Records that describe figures
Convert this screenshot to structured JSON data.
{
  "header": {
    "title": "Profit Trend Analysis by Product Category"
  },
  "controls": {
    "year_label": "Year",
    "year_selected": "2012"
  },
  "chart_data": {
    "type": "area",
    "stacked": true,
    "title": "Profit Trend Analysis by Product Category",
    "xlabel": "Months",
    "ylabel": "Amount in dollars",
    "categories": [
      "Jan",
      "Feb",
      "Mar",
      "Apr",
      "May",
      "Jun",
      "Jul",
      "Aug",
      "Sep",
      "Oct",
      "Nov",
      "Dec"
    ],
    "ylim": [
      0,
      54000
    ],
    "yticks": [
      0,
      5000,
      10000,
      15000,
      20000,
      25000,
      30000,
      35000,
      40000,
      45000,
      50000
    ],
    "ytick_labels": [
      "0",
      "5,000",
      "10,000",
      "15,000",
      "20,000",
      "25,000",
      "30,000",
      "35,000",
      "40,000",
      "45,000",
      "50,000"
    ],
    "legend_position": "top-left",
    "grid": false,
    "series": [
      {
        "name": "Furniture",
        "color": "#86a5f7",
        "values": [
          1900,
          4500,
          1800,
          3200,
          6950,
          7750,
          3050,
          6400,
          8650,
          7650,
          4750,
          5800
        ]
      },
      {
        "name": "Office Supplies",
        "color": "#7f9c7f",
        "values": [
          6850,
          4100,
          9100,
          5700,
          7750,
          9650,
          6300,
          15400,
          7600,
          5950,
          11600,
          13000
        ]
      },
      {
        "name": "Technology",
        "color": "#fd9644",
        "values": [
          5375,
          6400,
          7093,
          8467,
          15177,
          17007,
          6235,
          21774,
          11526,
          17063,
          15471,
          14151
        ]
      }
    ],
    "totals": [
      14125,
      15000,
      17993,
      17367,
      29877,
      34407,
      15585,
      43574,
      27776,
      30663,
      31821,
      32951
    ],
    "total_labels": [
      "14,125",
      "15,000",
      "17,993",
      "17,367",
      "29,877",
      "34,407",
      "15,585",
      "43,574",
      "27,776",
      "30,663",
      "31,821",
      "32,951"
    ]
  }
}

...

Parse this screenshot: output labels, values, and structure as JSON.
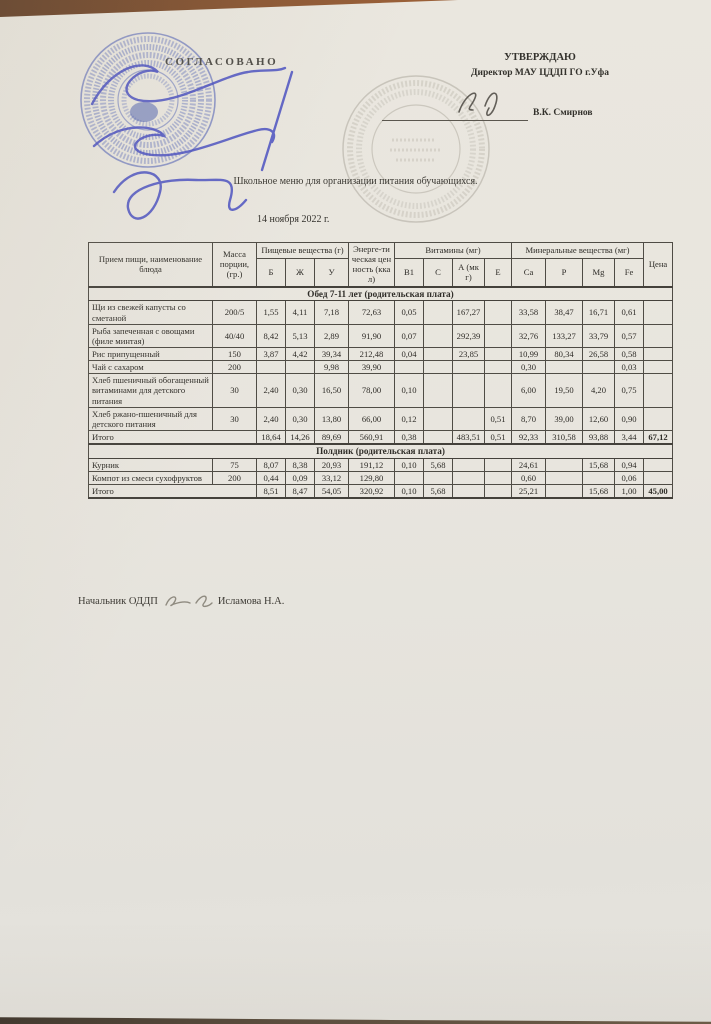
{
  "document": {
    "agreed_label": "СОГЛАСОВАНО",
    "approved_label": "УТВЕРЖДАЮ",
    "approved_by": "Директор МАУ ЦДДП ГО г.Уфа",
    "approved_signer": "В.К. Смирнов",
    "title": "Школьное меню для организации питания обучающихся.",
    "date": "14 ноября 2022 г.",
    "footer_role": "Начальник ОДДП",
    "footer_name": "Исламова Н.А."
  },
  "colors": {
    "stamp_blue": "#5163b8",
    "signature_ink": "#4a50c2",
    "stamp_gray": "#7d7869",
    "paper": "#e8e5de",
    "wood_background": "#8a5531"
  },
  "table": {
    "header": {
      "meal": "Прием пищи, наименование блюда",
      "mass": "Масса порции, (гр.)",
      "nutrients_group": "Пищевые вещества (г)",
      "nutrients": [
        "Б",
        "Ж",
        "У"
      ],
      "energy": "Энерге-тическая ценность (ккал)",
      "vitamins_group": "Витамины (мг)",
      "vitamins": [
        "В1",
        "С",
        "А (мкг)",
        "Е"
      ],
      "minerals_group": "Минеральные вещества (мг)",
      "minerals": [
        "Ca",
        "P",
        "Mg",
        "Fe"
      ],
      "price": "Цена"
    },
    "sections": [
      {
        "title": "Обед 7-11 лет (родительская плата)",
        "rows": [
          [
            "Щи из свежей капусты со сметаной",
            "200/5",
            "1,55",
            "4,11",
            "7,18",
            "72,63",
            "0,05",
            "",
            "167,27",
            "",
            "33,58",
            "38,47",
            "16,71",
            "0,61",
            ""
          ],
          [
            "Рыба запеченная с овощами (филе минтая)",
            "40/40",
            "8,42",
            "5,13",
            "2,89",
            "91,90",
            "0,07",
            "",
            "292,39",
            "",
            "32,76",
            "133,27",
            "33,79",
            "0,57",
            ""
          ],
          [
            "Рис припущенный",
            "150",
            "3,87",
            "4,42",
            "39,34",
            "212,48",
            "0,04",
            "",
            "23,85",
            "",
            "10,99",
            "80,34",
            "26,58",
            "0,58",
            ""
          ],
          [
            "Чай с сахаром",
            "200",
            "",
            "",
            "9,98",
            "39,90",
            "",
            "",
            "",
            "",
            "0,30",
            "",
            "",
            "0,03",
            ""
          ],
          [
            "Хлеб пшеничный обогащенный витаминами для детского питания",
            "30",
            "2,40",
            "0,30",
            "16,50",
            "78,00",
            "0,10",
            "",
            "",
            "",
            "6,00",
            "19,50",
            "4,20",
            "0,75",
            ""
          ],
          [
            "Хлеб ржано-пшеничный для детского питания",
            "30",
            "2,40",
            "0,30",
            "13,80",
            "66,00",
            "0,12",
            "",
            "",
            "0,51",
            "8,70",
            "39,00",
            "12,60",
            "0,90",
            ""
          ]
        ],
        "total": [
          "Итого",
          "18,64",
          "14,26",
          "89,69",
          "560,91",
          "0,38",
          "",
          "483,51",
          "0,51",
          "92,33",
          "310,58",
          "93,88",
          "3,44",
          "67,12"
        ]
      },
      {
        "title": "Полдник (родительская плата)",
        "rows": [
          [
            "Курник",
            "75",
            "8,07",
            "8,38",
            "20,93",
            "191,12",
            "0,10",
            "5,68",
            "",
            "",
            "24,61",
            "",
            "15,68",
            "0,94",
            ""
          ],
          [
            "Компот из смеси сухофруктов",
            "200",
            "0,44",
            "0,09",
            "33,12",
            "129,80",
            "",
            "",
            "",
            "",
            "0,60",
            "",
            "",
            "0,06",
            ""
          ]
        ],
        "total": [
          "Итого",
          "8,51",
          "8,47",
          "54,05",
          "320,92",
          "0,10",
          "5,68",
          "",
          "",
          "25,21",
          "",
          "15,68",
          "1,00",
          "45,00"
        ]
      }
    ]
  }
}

---

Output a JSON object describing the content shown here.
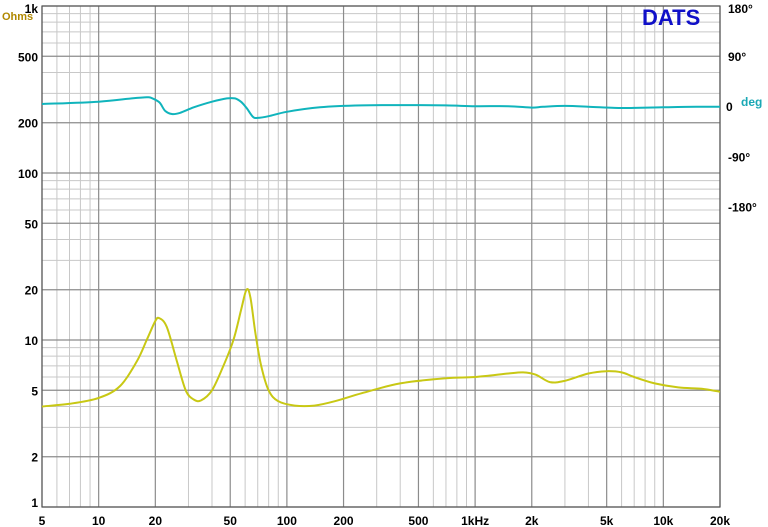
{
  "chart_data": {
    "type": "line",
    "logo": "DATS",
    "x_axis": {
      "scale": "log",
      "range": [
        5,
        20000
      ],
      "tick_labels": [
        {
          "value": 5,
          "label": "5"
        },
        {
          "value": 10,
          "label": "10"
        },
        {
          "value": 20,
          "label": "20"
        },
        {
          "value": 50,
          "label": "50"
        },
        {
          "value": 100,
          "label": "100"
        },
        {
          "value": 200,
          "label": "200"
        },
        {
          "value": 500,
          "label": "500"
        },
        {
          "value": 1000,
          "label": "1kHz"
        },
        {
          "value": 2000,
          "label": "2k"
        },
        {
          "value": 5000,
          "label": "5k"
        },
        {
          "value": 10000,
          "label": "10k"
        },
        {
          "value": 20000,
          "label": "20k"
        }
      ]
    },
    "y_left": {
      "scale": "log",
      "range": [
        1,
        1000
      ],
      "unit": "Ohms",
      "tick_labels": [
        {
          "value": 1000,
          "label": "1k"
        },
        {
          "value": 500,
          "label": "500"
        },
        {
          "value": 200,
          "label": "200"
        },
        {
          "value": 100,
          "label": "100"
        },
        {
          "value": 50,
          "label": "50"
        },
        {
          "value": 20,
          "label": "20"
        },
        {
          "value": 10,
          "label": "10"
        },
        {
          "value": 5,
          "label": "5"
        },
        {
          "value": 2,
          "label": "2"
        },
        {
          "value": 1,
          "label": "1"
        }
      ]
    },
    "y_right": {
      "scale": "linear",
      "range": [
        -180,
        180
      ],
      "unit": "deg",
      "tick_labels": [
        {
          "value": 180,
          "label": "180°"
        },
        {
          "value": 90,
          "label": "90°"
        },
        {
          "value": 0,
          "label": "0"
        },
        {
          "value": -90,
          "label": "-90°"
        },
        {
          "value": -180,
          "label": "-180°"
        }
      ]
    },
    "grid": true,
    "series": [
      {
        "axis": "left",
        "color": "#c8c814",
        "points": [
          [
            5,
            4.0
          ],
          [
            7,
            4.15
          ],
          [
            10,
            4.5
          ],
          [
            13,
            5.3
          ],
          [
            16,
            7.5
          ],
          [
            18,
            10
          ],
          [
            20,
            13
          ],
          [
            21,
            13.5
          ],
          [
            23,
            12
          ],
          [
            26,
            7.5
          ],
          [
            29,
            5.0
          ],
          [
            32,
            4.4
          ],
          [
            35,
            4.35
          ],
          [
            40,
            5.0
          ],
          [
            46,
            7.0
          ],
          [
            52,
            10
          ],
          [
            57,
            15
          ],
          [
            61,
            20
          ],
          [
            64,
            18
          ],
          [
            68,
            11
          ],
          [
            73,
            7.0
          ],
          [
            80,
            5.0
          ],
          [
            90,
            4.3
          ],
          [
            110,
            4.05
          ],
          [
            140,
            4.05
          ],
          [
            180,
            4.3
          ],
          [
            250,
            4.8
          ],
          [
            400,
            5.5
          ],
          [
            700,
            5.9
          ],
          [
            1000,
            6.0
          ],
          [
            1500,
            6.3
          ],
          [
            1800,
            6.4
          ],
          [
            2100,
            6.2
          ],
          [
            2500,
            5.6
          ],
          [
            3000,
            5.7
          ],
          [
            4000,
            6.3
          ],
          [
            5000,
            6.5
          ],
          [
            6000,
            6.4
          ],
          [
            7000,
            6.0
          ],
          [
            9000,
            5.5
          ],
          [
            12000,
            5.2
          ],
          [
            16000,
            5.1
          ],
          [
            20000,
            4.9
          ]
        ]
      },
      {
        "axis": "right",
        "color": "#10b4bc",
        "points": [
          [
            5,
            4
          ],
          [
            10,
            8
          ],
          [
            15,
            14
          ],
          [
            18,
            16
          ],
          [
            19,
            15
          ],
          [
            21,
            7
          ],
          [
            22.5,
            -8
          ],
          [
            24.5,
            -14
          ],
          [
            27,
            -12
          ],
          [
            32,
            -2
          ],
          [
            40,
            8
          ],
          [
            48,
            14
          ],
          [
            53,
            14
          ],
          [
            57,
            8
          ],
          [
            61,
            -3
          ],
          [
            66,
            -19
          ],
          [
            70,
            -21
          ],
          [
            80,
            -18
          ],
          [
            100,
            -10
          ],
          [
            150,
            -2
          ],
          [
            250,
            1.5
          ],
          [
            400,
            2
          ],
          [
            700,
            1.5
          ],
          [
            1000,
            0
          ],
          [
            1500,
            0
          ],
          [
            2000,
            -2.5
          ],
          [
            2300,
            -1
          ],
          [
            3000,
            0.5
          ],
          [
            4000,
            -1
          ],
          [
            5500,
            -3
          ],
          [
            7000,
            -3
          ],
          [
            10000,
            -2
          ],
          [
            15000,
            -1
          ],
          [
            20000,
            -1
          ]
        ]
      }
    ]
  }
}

→ WORK REQUIRED:
Using the listing, say how many lines include the word "Category", and add nothing else.

→ FULL OUTPUT:
2